::: Data provided

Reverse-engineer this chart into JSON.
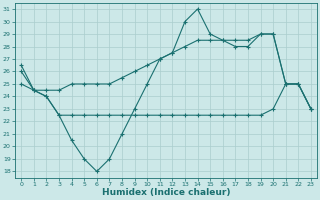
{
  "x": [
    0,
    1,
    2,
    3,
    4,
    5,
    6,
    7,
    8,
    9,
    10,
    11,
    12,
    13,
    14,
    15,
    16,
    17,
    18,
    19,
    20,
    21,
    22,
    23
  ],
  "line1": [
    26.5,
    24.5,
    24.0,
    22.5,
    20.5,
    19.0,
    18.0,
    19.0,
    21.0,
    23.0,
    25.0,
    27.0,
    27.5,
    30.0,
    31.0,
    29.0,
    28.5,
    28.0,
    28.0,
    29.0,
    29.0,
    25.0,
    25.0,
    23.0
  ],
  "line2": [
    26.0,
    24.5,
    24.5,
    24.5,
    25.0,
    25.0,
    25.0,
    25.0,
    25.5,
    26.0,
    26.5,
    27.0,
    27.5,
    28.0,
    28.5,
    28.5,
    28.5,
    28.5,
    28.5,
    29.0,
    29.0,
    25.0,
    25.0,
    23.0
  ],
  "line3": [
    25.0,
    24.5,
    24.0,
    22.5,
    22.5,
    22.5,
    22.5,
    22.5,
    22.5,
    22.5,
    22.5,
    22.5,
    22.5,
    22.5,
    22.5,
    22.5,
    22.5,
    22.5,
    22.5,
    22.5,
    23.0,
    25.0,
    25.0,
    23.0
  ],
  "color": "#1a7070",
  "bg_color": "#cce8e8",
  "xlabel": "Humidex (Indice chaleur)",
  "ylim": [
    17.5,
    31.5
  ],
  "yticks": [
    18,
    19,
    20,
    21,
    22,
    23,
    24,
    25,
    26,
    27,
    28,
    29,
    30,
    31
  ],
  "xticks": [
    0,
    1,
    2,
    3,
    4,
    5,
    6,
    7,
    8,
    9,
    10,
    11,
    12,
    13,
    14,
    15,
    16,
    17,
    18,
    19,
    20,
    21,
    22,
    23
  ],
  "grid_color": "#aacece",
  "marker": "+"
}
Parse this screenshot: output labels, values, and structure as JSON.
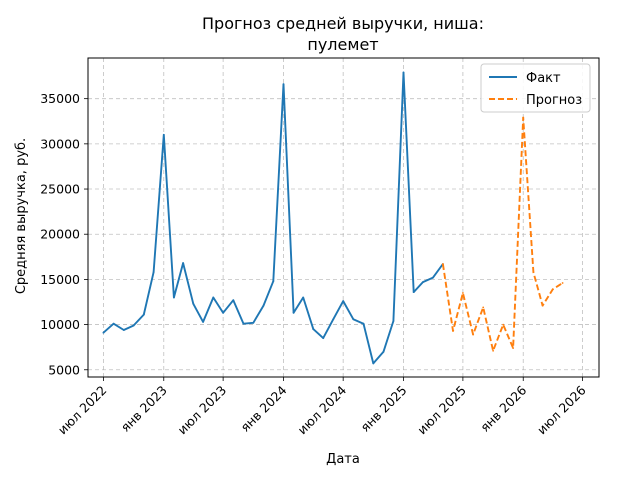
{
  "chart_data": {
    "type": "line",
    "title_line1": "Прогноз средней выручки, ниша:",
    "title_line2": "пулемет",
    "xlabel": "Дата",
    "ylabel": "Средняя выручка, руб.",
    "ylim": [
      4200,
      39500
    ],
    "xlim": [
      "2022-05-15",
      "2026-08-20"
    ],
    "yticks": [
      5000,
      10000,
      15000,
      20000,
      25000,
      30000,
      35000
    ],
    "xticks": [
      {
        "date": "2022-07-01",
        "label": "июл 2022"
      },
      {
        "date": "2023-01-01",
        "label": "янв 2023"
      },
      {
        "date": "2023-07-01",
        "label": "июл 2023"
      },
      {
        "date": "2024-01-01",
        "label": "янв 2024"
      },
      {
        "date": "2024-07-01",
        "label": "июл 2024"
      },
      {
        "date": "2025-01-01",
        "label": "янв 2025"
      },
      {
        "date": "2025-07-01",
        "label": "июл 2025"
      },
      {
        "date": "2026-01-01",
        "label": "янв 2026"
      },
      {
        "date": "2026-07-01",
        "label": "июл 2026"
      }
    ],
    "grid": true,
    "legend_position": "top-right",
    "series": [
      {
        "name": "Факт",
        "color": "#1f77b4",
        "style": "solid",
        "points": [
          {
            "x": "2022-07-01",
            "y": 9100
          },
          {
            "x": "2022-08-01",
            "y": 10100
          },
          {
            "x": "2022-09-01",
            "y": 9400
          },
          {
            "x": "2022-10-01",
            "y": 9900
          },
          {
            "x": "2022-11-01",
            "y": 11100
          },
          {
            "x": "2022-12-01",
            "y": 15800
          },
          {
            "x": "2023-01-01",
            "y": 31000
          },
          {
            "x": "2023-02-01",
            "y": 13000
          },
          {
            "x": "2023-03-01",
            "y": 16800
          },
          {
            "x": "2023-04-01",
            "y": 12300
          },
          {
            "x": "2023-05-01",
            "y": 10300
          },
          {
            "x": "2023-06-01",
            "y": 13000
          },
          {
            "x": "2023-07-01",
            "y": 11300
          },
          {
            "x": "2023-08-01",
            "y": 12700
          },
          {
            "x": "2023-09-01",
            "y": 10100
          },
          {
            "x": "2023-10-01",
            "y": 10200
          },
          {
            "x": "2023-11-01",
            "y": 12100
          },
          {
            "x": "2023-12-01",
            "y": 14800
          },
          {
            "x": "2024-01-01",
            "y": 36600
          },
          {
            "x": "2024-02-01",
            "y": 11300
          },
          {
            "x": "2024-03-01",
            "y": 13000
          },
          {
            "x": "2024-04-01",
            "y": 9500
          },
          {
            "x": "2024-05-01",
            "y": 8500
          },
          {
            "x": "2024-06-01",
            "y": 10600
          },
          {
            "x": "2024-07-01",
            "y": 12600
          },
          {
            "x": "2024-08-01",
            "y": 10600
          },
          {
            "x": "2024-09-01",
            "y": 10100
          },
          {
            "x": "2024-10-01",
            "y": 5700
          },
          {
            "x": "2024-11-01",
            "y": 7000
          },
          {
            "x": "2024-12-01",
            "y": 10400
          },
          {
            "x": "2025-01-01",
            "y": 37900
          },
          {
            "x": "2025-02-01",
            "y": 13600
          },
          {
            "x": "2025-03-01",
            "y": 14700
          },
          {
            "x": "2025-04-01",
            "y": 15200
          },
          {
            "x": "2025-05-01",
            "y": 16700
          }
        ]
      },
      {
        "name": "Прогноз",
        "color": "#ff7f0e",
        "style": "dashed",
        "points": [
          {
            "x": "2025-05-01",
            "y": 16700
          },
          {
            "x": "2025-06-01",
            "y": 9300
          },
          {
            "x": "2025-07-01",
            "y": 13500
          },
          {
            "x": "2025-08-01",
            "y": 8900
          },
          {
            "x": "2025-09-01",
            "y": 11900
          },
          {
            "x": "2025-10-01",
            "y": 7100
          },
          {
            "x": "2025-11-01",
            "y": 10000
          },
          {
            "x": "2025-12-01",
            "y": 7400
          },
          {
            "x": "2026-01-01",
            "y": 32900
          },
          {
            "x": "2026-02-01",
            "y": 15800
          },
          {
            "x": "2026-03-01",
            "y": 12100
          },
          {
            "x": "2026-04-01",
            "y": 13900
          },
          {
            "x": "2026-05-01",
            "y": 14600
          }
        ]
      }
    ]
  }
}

::::::

■ Stated problem
Without the pictures, write out every entry precisely as it appears.

■ Result of this task
Reverse-engineer this chart into JSON.
{
  "x": [
    0,
    1,
    2,
    3,
    4,
    5,
    6,
    7,
    8,
    9,
    10,
    11,
    12,
    13,
    14,
    15,
    16,
    17,
    18,
    19,
    20,
    21,
    22,
    23
  ],
  "line1": [
    26.5,
    24.5,
    24.0,
    22.5,
    20.5,
    19.0,
    18.0,
    19.0,
    21.0,
    23.0,
    25.0,
    27.0,
    27.5,
    30.0,
    31.0,
    29.0,
    28.5,
    28.0,
    28.0,
    29.0,
    29.0,
    25.0,
    25.0,
    23.0
  ],
  "line2": [
    26.0,
    24.5,
    24.5,
    24.5,
    25.0,
    25.0,
    25.0,
    25.0,
    25.5,
    26.0,
    26.5,
    27.0,
    27.5,
    28.0,
    28.5,
    28.5,
    28.5,
    28.5,
    28.5,
    29.0,
    29.0,
    25.0,
    25.0,
    23.0
  ],
  "line3": [
    25.0,
    24.5,
    24.0,
    22.5,
    22.5,
    22.5,
    22.5,
    22.5,
    22.5,
    22.5,
    22.5,
    22.5,
    22.5,
    22.5,
    22.5,
    22.5,
    22.5,
    22.5,
    22.5,
    22.5,
    23.0,
    25.0,
    25.0,
    23.0
  ],
  "color": "#1a7070",
  "bg_color": "#cce8e8",
  "xlabel": "Humidex (Indice chaleur)",
  "ylim": [
    17.5,
    31.5
  ],
  "yticks": [
    18,
    19,
    20,
    21,
    22,
    23,
    24,
    25,
    26,
    27,
    28,
    29,
    30,
    31
  ],
  "xticks": [
    0,
    1,
    2,
    3,
    4,
    5,
    6,
    7,
    8,
    9,
    10,
    11,
    12,
    13,
    14,
    15,
    16,
    17,
    18,
    19,
    20,
    21,
    22,
    23
  ],
  "grid_color": "#aacece",
  "marker": "+"
}
Parse this screenshot: output labels, values, and structure as JSON.
{
  "chart_data": {
    "type": "line",
    "title_line1": "Прогноз средней выручки, ниша:",
    "title_line2": "пулемет",
    "xlabel": "Дата",
    "ylabel": "Средняя выручка, руб.",
    "ylim": [
      4200,
      39500
    ],
    "xlim": [
      "2022-05-15",
      "2026-08-20"
    ],
    "yticks": [
      5000,
      10000,
      15000,
      20000,
      25000,
      30000,
      35000
    ],
    "xticks": [
      {
        "date": "2022-07-01",
        "label": "июл 2022"
      },
      {
        "date": "2023-01-01",
        "label": "янв 2023"
      },
      {
        "date": "2023-07-01",
        "label": "июл 2023"
      },
      {
        "date": "2024-01-01",
        "label": "янв 2024"
      },
      {
        "date": "2024-07-01",
        "label": "июл 2024"
      },
      {
        "date": "2025-01-01",
        "label": "янв 2025"
      },
      {
        "date": "2025-07-01",
        "label": "июл 2025"
      },
      {
        "date": "2026-01-01",
        "label": "янв 2026"
      },
      {
        "date": "2026-07-01",
        "label": "июл 2026"
      }
    ],
    "grid": true,
    "legend_position": "top-right",
    "series": [
      {
        "name": "Факт",
        "color": "#1f77b4",
        "style": "solid",
        "points": [
          {
            "x": "2022-07-01",
            "y": 9100
          },
          {
            "x": "2022-08-01",
            "y": 10100
          },
          {
            "x": "2022-09-01",
            "y": 9400
          },
          {
            "x": "2022-10-01",
            "y": 9900
          },
          {
            "x": "2022-11-01",
            "y": 11100
          },
          {
            "x": "2022-12-01",
            "y": 15800
          },
          {
            "x": "2023-01-01",
            "y": 31000
          },
          {
            "x": "2023-02-01",
            "y": 13000
          },
          {
            "x": "2023-03-01",
            "y": 16800
          },
          {
            "x": "2023-04-01",
            "y": 12300
          },
          {
            "x": "2023-05-01",
            "y": 10300
          },
          {
            "x": "2023-06-01",
            "y": 13000
          },
          {
            "x": "2023-07-01",
            "y": 11300
          },
          {
            "x": "2023-08-01",
            "y": 12700
          },
          {
            "x": "2023-09-01",
            "y": 10100
          },
          {
            "x": "2023-10-01",
            "y": 10200
          },
          {
            "x": "2023-11-01",
            "y": 12100
          },
          {
            "x": "2023-12-01",
            "y": 14800
          },
          {
            "x": "2024-01-01",
            "y": 36600
          },
          {
            "x": "2024-02-01",
            "y": 11300
          },
          {
            "x": "2024-03-01",
            "y": 13000
          },
          {
            "x": "2024-04-01",
            "y": 9500
          },
          {
            "x": "2024-05-01",
            "y": 8500
          },
          {
            "x": "2024-06-01",
            "y": 10600
          },
          {
            "x": "2024-07-01",
            "y": 12600
          },
          {
            "x": "2024-08-01",
            "y": 10600
          },
          {
            "x": "2024-09-01",
            "y": 10100
          },
          {
            "x": "2024-10-01",
            "y": 5700
          },
          {
            "x": "2024-11-01",
            "y": 7000
          },
          {
            "x": "2024-12-01",
            "y": 10400
          },
          {
            "x": "2025-01-01",
            "y": 37900
          },
          {
            "x": "2025-02-01",
            "y": 13600
          },
          {
            "x": "2025-03-01",
            "y": 14700
          },
          {
            "x": "2025-04-01",
            "y": 15200
          },
          {
            "x": "2025-05-01",
            "y": 16700
          }
        ]
      },
      {
        "name": "Прогноз",
        "color": "#ff7f0e",
        "style": "dashed",
        "points": [
          {
            "x": "2025-05-01",
            "y": 16700
          },
          {
            "x": "2025-06-01",
            "y": 9300
          },
          {
            "x": "2025-07-01",
            "y": 13500
          },
          {
            "x": "2025-08-01",
            "y": 8900
          },
          {
            "x": "2025-09-01",
            "y": 11900
          },
          {
            "x": "2025-10-01",
            "y": 7100
          },
          {
            "x": "2025-11-01",
            "y": 10000
          },
          {
            "x": "2025-12-01",
            "y": 7400
          },
          {
            "x": "2026-01-01",
            "y": 32900
          },
          {
            "x": "2026-02-01",
            "y": 15800
          },
          {
            "x": "2026-03-01",
            "y": 12100
          },
          {
            "x": "2026-04-01",
            "y": 13900
          },
          {
            "x": "2026-05-01",
            "y": 14600
          }
        ]
      }
    ]
  }
}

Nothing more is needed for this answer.